_Work to be completed_
Return every line from the listing where the word "recomendamos" occurs.

_Data provided_

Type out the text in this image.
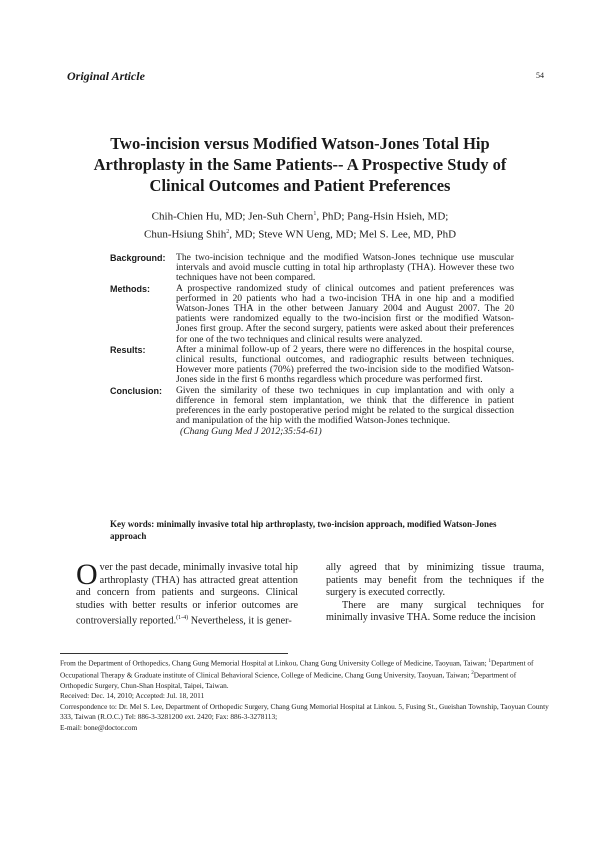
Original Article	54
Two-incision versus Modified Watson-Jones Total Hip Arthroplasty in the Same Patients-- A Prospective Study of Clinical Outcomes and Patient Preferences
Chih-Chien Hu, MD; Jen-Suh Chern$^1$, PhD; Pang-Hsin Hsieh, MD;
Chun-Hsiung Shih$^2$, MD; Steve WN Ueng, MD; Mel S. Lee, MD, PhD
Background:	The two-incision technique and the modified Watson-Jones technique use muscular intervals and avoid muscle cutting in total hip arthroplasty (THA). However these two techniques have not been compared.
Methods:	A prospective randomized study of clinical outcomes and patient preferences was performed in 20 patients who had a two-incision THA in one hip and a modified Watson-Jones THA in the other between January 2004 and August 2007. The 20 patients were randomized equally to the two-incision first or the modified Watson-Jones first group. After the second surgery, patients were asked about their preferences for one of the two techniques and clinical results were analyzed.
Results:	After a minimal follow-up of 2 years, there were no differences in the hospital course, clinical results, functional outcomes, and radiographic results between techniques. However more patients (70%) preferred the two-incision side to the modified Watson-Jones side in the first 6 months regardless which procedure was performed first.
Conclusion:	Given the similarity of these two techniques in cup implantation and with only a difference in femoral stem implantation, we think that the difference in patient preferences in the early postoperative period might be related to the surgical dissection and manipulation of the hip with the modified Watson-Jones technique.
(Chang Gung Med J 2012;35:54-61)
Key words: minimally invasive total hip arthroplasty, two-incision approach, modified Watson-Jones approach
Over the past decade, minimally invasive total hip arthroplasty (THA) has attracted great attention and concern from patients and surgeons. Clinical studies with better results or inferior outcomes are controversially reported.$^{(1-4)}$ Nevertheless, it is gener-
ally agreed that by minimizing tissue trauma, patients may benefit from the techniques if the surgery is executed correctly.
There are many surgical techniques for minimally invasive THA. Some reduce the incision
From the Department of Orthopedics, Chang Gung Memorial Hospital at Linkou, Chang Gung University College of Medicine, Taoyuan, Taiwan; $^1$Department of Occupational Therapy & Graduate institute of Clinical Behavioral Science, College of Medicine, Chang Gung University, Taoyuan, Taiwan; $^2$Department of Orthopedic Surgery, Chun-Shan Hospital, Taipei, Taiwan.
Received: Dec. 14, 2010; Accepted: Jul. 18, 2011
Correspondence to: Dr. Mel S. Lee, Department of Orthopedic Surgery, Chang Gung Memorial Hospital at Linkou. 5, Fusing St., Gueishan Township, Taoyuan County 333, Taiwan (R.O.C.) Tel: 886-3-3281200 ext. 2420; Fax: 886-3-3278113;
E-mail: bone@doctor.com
* * *
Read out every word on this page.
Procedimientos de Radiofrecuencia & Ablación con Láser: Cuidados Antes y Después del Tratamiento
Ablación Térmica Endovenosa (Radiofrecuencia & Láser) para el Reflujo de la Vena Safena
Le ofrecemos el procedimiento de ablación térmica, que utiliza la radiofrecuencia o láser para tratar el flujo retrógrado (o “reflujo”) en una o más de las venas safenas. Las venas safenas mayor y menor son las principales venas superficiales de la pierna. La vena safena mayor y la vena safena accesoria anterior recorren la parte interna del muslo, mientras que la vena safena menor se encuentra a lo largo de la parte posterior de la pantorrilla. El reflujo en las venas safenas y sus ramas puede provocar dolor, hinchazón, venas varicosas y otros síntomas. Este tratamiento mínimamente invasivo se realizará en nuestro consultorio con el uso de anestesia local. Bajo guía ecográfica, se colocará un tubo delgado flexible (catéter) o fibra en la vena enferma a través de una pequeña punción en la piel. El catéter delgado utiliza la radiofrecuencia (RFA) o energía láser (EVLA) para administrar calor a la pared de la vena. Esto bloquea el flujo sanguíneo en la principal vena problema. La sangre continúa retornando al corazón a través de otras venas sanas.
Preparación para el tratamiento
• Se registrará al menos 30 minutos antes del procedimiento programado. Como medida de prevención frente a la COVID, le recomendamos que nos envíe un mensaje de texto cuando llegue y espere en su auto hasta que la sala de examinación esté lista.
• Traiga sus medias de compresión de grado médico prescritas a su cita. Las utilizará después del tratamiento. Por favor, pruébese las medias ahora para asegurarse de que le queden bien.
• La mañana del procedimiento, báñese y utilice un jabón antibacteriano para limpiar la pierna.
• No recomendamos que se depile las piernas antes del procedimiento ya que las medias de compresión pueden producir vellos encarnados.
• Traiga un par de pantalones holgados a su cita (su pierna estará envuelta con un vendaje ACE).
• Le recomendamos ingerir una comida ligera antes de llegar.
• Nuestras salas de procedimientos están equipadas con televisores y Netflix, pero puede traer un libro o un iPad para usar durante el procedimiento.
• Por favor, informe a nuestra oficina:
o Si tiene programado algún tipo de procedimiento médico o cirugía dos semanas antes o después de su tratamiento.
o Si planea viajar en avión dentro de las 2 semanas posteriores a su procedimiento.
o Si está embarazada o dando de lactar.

_Result_
• Se registrará al menos 30 minutos antes del procedimiento programado. Como medida de prevención frente a la COVID, le recomendamos que nos envíe un mensaje de texto cuando llegue y espere en su auto hasta que la sala de examinación esté lista.
• No recomendamos que se depile las piernas antes del procedimiento ya que las medias de compresión pueden producir vellos encarnados.
• Le recomendamos ingerir una comida ligera antes de llegar.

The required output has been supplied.